━━━━━ Given entries ━━━━━

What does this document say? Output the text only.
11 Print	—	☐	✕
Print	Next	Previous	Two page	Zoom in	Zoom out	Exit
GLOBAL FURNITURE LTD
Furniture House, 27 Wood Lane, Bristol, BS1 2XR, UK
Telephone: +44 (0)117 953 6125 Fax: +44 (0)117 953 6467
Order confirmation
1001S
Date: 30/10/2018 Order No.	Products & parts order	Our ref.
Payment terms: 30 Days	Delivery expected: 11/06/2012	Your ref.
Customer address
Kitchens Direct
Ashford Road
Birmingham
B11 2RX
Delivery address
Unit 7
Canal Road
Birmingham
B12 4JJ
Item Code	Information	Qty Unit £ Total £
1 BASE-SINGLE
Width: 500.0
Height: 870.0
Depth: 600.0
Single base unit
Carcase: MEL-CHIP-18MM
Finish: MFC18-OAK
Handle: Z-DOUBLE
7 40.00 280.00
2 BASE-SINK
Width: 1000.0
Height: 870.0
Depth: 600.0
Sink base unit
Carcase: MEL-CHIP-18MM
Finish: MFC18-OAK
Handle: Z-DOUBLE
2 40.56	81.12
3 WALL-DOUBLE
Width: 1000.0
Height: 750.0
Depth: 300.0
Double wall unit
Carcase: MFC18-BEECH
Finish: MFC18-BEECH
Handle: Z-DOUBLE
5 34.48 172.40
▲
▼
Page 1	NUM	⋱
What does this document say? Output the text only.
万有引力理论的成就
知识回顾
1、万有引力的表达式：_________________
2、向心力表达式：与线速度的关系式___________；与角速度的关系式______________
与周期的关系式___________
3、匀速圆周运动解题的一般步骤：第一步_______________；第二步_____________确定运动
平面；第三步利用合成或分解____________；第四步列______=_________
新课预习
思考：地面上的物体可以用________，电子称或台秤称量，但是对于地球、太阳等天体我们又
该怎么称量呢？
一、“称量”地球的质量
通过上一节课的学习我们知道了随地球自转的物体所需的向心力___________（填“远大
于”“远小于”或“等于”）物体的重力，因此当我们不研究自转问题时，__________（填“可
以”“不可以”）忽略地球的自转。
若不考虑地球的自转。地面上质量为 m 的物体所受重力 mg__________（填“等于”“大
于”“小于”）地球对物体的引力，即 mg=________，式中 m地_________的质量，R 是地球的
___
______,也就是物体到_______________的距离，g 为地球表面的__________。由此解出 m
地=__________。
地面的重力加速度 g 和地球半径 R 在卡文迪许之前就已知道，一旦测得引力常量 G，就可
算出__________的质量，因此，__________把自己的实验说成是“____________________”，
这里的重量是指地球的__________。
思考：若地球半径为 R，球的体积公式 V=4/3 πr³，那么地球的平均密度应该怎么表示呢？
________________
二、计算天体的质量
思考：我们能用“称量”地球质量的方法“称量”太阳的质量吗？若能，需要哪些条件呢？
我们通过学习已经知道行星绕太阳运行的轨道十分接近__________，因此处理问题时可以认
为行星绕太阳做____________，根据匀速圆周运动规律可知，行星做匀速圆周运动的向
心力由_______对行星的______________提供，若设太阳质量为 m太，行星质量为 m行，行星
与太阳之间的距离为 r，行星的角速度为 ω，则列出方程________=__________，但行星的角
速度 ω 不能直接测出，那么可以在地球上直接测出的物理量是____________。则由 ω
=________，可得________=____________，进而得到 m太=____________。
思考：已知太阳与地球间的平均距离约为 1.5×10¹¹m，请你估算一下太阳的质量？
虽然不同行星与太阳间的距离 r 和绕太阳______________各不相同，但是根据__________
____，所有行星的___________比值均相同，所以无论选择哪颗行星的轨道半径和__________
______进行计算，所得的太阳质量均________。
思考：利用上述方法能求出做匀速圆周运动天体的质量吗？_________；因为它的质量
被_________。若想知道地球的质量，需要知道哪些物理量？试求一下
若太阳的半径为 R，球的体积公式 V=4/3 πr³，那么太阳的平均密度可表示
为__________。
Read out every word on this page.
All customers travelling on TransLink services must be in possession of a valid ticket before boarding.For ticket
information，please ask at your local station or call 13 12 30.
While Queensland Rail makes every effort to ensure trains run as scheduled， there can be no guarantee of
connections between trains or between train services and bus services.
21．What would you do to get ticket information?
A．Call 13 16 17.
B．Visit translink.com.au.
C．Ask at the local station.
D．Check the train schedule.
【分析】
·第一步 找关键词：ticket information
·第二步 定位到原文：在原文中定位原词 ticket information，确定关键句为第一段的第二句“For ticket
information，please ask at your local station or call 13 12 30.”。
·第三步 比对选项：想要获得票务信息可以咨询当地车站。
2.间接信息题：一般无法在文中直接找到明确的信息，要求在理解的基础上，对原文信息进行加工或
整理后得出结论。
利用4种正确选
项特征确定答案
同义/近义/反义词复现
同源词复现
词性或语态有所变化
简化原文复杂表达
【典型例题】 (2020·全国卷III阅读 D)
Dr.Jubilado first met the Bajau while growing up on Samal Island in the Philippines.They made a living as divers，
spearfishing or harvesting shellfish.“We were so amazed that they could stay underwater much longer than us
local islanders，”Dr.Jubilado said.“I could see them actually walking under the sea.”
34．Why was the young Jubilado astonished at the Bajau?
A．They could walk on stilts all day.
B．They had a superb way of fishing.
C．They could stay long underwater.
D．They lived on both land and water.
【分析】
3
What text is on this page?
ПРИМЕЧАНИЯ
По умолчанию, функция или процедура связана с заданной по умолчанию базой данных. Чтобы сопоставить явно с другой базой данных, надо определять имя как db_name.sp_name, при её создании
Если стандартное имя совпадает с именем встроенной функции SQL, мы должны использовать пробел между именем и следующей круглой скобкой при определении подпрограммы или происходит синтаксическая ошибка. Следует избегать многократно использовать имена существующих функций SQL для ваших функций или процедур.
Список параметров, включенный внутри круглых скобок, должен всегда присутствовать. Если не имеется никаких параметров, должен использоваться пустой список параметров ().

━━━━━

- **Prompt**
Look through the material above. Copy each line where the word "trains" appears.

- **Complete output**
While Queensland Rail makes every effort to ensure trains run as scheduled， there can be no guarantee of
connections between trains or between train services and bus services.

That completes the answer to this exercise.